> **Brief**:
Locate each line containing the string "psychologists" and copy it out.

(Data excerpts)
○ ○ ○ ○ ○

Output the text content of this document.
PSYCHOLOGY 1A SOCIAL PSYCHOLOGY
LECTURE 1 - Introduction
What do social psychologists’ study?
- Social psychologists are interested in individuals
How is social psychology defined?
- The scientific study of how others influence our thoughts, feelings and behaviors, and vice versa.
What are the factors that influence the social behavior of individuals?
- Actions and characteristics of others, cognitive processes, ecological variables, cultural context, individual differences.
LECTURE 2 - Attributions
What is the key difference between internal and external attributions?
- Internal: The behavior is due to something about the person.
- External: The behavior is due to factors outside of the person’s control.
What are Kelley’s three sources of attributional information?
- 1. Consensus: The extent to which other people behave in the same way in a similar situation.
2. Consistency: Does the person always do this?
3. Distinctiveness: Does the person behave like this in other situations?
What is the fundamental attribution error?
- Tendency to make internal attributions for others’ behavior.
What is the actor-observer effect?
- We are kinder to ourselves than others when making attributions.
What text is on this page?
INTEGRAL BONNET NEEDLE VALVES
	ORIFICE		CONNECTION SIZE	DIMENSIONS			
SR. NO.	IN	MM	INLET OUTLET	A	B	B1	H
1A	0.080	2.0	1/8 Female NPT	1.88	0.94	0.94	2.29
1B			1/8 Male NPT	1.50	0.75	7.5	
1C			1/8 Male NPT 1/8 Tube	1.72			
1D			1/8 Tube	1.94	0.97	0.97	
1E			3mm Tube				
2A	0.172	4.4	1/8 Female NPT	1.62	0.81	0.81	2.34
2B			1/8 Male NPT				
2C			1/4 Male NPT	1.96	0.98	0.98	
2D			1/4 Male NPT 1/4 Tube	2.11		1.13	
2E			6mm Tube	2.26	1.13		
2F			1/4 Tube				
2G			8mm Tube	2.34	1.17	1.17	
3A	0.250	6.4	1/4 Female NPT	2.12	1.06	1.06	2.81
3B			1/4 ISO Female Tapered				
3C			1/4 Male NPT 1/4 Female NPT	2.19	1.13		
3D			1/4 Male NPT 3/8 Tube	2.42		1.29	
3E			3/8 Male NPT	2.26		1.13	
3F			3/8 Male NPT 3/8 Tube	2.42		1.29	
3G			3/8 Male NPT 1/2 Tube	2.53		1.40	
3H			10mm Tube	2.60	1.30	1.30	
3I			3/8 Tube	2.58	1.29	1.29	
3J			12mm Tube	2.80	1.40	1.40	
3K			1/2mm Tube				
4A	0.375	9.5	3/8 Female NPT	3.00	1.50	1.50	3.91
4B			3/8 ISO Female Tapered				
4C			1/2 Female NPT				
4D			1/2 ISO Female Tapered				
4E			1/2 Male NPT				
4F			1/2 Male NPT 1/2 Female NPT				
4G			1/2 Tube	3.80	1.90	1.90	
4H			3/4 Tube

○ ○ ○ ○ ○

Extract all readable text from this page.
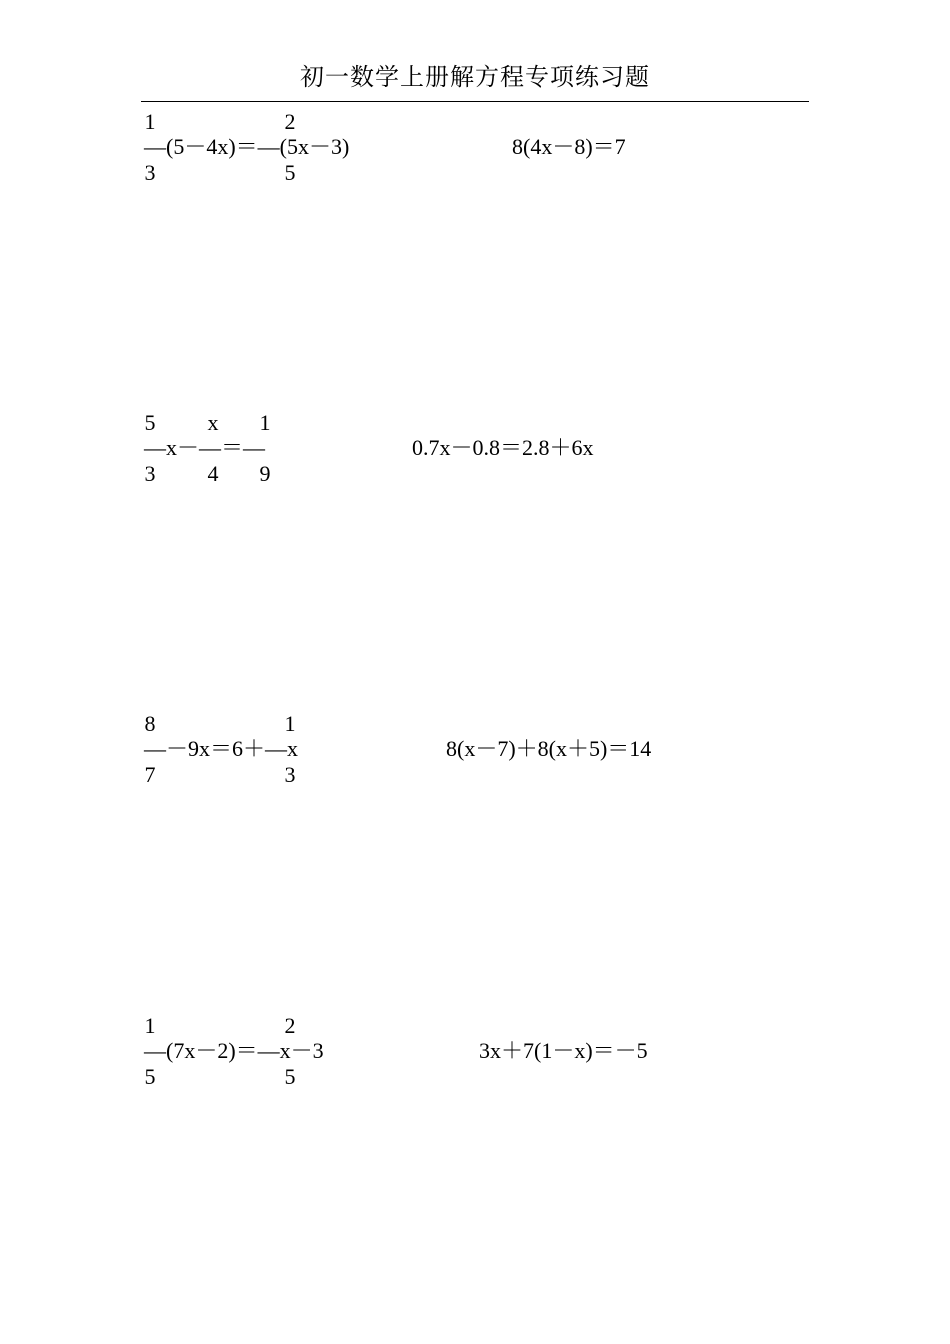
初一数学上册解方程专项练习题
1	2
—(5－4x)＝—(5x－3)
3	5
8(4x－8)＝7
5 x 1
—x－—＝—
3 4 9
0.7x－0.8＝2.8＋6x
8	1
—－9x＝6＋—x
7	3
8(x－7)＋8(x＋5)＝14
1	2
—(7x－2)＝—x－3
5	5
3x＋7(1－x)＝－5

○ ○ ○ ○ ○

> **Solution to this exercise**:
What do social psychologists’ study?
- Social psychologists are interested in individuals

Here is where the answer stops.